Data under study>
▼▼▼

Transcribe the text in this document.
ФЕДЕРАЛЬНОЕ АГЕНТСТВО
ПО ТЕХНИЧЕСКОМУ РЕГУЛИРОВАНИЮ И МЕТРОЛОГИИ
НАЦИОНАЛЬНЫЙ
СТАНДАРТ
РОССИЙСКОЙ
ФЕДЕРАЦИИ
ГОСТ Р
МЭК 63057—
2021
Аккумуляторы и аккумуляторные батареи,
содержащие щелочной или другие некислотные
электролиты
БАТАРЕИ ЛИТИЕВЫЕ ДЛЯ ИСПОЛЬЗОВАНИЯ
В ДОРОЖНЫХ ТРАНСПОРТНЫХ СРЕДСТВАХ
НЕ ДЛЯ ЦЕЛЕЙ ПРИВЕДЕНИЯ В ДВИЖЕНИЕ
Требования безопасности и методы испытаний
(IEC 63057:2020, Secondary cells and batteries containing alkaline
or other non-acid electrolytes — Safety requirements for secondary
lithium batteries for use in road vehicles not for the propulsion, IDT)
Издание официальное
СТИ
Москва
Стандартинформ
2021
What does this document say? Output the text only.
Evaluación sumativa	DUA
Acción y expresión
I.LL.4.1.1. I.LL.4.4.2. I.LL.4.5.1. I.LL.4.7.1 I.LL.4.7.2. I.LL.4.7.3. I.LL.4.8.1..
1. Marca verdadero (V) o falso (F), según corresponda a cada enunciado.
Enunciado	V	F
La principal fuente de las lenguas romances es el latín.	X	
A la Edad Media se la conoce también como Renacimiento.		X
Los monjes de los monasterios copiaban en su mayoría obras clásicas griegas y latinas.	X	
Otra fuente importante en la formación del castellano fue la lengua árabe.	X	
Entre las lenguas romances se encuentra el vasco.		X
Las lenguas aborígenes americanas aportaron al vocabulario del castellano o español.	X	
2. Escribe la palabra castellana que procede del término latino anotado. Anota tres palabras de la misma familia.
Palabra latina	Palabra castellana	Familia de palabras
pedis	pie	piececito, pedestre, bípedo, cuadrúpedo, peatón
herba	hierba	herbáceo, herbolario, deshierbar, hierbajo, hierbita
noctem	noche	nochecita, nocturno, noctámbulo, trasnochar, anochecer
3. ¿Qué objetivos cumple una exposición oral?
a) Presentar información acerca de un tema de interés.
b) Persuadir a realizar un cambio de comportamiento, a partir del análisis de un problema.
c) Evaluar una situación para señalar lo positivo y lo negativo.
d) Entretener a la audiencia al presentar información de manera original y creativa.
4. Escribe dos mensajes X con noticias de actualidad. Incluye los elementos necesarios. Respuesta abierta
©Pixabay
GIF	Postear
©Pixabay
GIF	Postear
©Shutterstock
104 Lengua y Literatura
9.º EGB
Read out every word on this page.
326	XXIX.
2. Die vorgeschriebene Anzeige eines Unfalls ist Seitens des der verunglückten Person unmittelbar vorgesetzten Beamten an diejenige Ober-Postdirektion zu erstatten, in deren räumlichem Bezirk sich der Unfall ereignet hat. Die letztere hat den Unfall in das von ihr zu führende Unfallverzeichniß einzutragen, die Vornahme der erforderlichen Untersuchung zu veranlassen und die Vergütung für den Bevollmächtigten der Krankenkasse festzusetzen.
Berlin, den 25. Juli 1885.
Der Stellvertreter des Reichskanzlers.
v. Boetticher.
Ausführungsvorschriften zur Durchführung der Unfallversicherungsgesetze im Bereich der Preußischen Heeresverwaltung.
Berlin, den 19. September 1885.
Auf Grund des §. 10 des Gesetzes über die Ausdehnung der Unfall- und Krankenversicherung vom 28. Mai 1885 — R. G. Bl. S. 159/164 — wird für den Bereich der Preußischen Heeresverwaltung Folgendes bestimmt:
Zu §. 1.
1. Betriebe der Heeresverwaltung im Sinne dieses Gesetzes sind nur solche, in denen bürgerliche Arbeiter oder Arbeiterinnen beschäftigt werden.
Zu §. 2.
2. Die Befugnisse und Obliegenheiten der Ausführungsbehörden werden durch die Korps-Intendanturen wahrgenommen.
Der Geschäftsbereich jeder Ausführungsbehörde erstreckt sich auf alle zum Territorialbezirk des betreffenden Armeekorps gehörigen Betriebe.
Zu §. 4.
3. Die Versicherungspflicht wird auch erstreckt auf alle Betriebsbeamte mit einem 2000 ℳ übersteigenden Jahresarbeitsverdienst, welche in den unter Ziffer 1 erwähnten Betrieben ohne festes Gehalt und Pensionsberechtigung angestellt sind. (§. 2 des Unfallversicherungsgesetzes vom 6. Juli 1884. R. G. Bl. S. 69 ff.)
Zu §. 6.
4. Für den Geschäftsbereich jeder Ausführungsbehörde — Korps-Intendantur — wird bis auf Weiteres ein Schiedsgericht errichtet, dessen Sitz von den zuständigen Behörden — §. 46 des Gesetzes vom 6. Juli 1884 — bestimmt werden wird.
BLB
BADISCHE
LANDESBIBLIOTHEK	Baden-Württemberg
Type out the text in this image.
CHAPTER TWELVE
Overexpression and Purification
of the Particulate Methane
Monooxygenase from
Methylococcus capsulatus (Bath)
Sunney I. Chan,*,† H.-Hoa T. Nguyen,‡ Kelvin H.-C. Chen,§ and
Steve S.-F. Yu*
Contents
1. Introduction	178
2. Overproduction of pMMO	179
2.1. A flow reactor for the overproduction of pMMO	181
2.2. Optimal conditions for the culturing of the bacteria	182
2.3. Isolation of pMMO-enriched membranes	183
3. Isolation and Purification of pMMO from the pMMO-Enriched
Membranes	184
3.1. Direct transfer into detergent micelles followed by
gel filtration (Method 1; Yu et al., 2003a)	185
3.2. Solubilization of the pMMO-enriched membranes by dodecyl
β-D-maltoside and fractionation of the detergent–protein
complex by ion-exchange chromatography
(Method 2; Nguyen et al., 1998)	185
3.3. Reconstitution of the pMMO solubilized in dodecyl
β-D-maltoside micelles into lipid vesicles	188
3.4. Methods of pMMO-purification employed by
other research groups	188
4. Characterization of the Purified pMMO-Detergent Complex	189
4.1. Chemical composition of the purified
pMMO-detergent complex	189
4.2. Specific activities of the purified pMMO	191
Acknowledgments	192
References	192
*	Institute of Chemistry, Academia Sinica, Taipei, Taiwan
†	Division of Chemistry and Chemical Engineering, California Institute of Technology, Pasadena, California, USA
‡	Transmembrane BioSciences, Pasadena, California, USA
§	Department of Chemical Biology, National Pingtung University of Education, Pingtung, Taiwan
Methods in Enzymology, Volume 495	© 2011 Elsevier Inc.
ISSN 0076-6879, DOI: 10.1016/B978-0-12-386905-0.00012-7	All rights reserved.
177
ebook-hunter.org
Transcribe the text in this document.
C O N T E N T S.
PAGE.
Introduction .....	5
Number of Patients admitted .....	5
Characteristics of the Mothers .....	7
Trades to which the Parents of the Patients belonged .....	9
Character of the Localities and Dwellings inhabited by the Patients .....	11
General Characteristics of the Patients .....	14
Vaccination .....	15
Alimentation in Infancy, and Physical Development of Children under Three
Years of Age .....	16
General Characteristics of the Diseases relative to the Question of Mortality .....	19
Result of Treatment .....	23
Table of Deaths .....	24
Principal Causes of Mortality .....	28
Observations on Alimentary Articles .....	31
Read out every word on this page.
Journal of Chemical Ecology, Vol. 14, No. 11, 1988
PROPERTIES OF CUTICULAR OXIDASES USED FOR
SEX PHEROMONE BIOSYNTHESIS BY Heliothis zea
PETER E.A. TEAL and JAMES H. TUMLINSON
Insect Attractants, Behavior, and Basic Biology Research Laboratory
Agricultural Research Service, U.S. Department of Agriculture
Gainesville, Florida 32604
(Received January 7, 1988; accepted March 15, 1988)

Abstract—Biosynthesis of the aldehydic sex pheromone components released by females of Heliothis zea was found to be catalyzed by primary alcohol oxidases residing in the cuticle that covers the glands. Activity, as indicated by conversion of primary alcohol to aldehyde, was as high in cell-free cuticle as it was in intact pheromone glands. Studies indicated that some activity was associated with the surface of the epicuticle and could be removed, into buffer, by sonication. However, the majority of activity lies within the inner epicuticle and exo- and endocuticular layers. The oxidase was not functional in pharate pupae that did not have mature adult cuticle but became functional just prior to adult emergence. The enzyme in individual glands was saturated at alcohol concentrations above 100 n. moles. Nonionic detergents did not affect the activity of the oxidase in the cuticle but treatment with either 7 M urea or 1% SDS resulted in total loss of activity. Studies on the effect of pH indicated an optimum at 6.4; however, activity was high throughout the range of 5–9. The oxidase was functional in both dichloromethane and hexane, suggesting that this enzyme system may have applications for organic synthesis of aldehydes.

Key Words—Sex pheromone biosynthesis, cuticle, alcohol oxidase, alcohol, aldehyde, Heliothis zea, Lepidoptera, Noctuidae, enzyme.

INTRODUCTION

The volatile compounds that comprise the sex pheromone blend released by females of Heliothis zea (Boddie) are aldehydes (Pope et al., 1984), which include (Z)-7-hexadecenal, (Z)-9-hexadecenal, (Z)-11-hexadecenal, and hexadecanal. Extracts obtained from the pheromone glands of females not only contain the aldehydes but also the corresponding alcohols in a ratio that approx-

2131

▲▲▲

Directions for this task> Your answer must be a copy of every line in the data above that holds the string "wird".

Reply to the exercise>
Auf Grund des §. 10 des Gesetzes über die Ausdehnung der Unfall- und Krankenversicherung vom 28. Mai 1885 — R. G. Bl. S. 159/164 — wird für den Bereich der Preußischen Heeresverwaltung Folgendes bestimmt:
3. Die Versicherungspflicht wird auch erstreckt auf alle Betriebsbeamte mit einem 2000 ℳ übersteigenden Jahresarbeitsverdienst, welche in den unter Ziffer 1 erwähnten Betrieben ohne festes Gehalt und Pensionsberechtigung angestellt sind. (§. 2 des Unfallversicherungsgesetzes vom 6. Juli 1884. R. G. Bl. S. 69 ff.)
4. Für den Geschäftsbereich jeder Ausführungsbehörde — Korps-Intendantur — wird bis auf Weiteres ein Schiedsgericht errichtet, dessen Sitz von den zuständigen Behörden — §. 46 des Gesetzes vom 6. Juli 1884 — bestimmt werden wird.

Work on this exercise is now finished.